- PROBLEM DETAILS -
Would you pull out every line of the material that contains the string "phénomènes"?

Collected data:
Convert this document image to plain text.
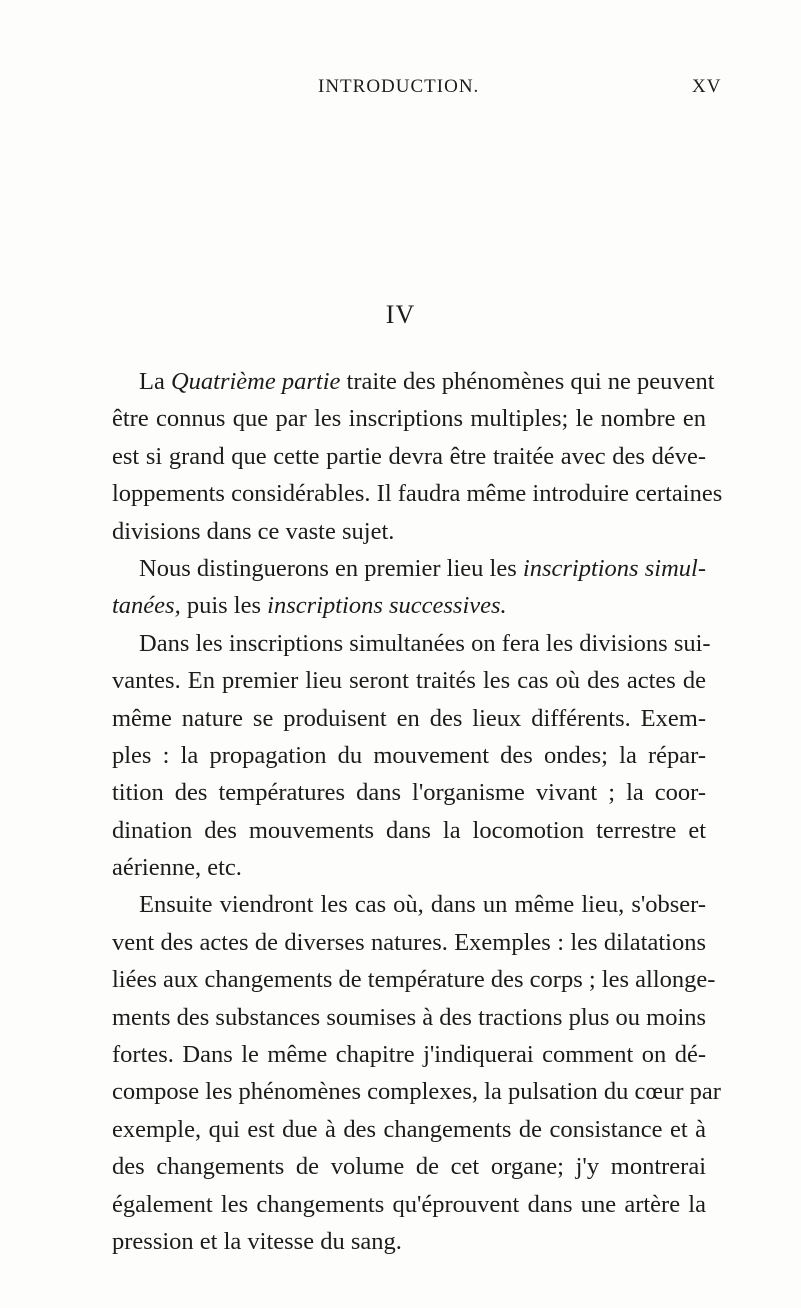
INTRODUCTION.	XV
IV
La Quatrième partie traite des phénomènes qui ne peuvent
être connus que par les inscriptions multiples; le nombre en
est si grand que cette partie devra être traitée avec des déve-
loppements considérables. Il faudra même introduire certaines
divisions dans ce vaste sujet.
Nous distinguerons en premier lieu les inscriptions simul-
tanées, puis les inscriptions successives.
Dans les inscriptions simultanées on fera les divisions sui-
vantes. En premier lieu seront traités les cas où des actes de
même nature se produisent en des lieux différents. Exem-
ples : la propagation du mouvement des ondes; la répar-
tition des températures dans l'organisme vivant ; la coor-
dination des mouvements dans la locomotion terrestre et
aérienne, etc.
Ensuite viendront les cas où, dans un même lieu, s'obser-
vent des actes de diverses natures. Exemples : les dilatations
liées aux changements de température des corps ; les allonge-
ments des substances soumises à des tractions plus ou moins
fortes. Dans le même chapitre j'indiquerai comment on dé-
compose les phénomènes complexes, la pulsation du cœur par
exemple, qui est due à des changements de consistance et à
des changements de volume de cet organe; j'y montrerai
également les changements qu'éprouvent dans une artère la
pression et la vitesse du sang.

---

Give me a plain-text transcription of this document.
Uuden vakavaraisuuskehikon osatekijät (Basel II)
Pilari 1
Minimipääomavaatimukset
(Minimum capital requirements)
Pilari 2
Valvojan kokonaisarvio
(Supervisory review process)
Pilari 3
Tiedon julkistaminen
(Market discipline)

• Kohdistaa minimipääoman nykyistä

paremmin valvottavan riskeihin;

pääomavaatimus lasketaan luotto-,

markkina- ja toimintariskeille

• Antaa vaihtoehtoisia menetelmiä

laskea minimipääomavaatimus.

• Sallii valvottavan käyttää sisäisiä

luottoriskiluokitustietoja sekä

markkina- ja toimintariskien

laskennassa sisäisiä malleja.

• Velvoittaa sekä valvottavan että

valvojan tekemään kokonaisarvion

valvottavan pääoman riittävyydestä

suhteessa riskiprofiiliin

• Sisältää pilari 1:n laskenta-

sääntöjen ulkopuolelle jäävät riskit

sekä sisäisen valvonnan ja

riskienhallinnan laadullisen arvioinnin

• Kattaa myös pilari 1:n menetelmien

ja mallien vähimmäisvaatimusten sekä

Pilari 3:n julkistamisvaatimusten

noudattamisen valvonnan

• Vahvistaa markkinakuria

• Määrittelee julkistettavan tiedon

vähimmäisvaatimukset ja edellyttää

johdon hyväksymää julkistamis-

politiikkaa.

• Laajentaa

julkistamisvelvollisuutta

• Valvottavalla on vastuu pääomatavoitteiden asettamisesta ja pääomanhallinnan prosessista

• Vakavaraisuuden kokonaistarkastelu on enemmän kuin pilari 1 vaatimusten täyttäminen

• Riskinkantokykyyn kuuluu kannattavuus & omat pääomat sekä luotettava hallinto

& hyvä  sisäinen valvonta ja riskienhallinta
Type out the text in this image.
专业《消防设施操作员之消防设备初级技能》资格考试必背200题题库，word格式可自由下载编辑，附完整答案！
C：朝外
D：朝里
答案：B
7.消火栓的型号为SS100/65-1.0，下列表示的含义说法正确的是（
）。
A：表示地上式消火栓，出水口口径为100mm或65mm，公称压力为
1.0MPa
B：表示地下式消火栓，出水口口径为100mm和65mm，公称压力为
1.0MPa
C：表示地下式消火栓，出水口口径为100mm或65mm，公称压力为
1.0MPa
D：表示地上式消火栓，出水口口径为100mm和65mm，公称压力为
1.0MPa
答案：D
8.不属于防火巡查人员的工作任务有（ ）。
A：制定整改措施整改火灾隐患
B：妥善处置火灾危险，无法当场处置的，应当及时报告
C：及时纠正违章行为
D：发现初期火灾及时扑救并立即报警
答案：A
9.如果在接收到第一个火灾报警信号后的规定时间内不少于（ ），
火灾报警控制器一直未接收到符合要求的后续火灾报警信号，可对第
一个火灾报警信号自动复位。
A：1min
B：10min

- ANSWER TO THIS EXERCISE -
La Quatrième partie traite des phénomènes qui ne peuvent
compose les phénomènes complexes, la pulsation du cœur par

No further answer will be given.